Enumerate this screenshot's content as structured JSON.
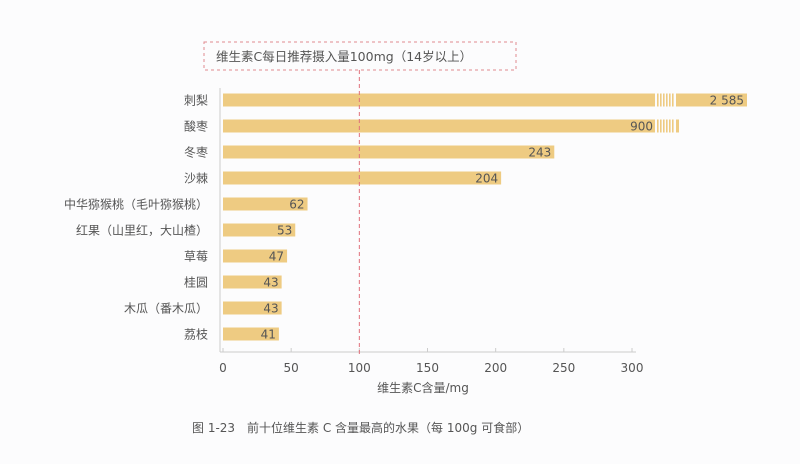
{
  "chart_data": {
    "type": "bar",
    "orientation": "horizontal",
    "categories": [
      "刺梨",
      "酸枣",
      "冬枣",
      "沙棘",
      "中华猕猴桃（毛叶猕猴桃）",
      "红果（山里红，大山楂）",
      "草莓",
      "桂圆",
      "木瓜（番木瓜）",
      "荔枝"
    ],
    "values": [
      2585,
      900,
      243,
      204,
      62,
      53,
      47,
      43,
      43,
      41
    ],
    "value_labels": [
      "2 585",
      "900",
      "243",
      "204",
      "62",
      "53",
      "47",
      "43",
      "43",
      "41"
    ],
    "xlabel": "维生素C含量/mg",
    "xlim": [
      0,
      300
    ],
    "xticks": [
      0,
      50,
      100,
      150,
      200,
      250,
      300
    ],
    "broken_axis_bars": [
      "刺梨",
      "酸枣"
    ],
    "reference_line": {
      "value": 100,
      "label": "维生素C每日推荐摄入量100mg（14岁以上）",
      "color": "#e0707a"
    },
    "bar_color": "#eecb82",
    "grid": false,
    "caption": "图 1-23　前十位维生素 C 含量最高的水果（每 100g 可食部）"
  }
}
+-------+
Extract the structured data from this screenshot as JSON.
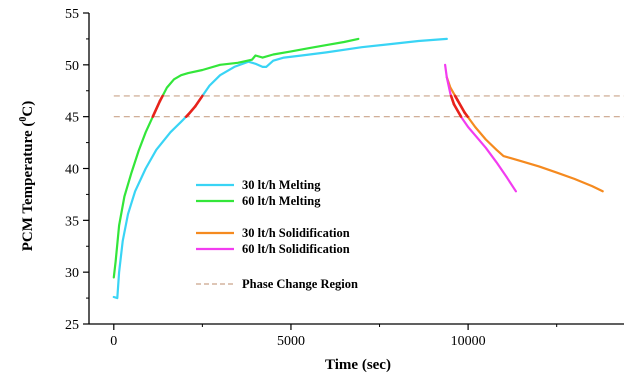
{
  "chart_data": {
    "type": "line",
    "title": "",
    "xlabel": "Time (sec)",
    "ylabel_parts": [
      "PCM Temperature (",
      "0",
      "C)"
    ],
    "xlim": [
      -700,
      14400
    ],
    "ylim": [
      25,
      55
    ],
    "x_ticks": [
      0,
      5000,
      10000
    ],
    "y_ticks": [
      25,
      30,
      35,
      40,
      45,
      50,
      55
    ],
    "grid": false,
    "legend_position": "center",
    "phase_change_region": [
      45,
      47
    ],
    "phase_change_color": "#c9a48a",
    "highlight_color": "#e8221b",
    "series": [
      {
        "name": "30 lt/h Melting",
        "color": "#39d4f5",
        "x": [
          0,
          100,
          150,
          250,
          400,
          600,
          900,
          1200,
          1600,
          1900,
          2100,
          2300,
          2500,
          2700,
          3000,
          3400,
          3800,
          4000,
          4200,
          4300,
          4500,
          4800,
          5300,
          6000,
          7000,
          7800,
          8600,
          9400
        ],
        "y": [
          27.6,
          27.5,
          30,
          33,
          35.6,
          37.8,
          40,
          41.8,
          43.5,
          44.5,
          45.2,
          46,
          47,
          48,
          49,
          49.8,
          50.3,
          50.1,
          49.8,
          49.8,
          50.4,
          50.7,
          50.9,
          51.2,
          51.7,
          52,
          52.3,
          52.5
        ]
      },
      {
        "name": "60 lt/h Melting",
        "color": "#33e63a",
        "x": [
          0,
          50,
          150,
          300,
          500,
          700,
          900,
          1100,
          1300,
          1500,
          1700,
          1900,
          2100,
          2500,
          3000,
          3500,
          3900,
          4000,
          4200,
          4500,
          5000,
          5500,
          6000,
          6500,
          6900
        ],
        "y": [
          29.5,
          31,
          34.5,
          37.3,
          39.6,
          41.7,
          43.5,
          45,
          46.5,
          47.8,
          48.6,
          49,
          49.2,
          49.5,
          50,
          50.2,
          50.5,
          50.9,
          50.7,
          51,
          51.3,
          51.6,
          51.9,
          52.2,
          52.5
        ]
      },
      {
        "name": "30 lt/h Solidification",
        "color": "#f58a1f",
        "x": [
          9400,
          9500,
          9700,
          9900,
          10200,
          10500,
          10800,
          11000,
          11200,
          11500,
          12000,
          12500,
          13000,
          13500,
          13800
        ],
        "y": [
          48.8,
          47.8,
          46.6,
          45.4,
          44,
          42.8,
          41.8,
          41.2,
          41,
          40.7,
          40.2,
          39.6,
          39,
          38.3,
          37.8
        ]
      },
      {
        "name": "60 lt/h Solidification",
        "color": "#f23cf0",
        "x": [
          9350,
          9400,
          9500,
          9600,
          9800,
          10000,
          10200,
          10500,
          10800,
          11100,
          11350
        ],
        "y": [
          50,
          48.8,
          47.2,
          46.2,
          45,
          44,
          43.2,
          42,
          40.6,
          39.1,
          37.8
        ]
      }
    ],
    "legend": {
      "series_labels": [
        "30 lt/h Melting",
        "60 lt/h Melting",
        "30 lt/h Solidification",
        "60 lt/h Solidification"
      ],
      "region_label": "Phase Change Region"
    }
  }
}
+-------+
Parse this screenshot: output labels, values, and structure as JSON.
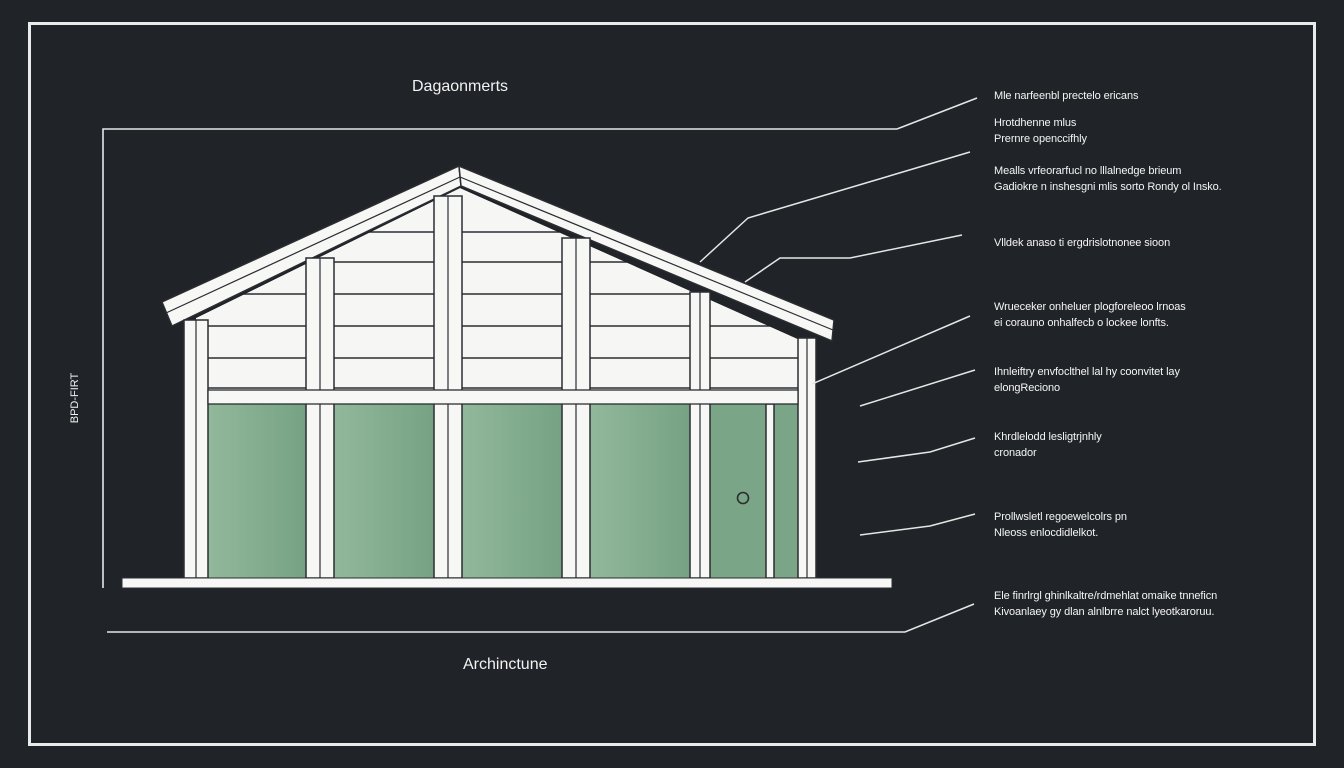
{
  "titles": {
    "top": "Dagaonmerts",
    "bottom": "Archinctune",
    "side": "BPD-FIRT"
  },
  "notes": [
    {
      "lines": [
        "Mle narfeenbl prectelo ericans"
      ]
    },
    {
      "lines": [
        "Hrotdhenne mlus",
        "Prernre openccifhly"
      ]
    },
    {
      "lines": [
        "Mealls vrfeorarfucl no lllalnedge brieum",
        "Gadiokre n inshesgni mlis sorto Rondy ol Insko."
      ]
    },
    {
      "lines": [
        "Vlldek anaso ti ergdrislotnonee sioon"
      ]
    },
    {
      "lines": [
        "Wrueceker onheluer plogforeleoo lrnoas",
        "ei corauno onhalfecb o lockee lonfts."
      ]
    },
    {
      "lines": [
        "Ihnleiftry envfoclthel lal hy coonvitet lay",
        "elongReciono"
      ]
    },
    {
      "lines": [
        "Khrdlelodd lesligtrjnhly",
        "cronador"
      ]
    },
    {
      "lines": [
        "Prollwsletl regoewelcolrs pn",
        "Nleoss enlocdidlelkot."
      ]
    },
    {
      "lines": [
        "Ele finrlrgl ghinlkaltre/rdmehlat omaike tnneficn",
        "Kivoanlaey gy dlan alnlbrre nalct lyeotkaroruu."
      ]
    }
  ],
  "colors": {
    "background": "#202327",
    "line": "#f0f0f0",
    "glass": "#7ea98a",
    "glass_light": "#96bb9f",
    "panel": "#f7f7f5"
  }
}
+-------+
### DIRECTIONS FOR THIS TASK
Extract each line holding the word "structured" from the records.

### ANSWER FOR THIS EXERCISE
Enumerate this screenshot's content as structured JSON.
Extract the structured data from this screenshot as JSON.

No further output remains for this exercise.